⟨

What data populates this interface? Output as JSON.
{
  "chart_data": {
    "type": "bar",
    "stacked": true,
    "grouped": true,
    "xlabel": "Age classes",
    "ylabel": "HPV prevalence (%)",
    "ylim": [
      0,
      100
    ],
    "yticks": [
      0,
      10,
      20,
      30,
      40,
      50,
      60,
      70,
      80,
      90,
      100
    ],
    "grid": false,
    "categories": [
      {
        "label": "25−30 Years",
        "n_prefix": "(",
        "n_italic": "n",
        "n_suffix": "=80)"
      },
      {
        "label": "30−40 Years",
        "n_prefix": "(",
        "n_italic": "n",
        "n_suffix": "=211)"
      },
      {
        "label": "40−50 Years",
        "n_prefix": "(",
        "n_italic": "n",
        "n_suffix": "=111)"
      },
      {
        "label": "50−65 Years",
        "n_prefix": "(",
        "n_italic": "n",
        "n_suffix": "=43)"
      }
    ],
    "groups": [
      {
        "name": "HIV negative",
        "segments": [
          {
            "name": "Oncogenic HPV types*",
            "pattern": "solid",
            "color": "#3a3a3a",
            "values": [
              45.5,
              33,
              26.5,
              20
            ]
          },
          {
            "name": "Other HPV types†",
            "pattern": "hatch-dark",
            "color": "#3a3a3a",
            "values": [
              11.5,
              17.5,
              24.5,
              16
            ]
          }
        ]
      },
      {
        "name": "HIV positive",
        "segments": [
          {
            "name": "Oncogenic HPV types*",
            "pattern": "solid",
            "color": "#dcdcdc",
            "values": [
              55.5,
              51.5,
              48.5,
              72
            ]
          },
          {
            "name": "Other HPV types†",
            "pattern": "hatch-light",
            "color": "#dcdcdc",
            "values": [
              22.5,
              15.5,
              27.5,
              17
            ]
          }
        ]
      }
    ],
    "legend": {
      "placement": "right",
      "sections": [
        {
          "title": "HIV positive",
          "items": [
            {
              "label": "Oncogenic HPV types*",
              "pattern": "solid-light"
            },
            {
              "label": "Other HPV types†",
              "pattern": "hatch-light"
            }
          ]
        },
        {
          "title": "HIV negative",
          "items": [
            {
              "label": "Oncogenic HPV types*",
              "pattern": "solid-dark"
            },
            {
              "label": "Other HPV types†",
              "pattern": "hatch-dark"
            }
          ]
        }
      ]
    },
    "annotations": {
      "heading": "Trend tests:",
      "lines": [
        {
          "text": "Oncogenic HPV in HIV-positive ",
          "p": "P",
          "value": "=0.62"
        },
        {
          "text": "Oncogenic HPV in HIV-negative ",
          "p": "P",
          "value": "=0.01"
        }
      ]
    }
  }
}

⟩

**Required task**: Write out every line of the material again, exactly as it reads.

**Full response**:
What data populates this interface? Output as JSON.
{
  "chart_data": {
    "type": "bar",
    "stacked": true,
    "grouped": true,
    "xlabel": "Age classes",
    "ylabel": "HPV prevalence (%)",
    "ylim": [
      0,
      100
    ],
    "yticks": [
      0,
      10,
      20,
      30,
      40,
      50,
      60,
      70,
      80,
      90,
      100
    ],
    "grid": false,
    "categories": [
      {
        "label": "25−30 Years",
        "n_prefix": "(",
        "n_italic": "n",
        "n_suffix": "=80)"
      },
      {
        "label": "30−40 Years",
        "n_prefix": "(",
        "n_italic": "n",
        "n_suffix": "=211)"
      },
      {
        "label": "40−50 Years",
        "n_prefix": "(",
        "n_italic": "n",
        "n_suffix": "=111)"
      },
      {
        "label": "50−65 Years",
        "n_prefix": "(",
        "n_italic": "n",
        "n_suffix": "=43)"
      }
    ],
    "groups": [
      {
        "name": "HIV negative",
        "segments": [
          {
            "name": "Oncogenic HPV types*",
            "pattern": "solid",
            "color": "#3a3a3a",
            "values": [
              45.5,
              33,
              26.5,
              20
            ]
          },
          {
            "name": "Other HPV types†",
            "pattern": "hatch-dark",
            "color": "#3a3a3a",
            "values": [
              11.5,
              17.5,
              24.5,
              16
            ]
          }
        ]
      },
      {
        "name": "HIV positive",
        "segments": [
          {
            "name": "Oncogenic HPV types*",
            "pattern": "solid",
            "color": "#dcdcdc",
            "values": [
              55.5,
              51.5,
              48.5,
              72
            ]
          },
          {
            "name": "Other HPV types†",
            "pattern": "hatch-light",
            "color": "#dcdcdc",
            "values": [
              22.5,
              15.5,
              27.5,
              17
            ]
          }
        ]
      }
    ],
    "legend": {
      "placement": "right",
      "sections": [
        {
          "title": "HIV positive",
          "items": [
            {
              "label": "Oncogenic HPV types*",
              "pattern": "solid-light"
            },
            {
              "label": "Other HPV types†",
              "pattern": "hatch-light"
            }
          ]
        },
        {
          "title": "HIV negative",
          "items": [
            {
              "label": "Oncogenic HPV types*",
              "pattern": "solid-dark"
            },
            {
              "label": "Other HPV types†",
              "pattern": "hatch-dark"
            }
          ]
        }
      ]
    },
    "annotations": {
      "heading": "Trend tests:",
      "lines": [
        {
          "text": "Oncogenic HPV in HIV-positive ",
          "p": "P",
          "value": "=0.62"
        },
        {
          "text": "Oncogenic HPV in HIV-negative ",
          "p": "P",
          "value": "=0.01"
        }
      ]
    }
  }
}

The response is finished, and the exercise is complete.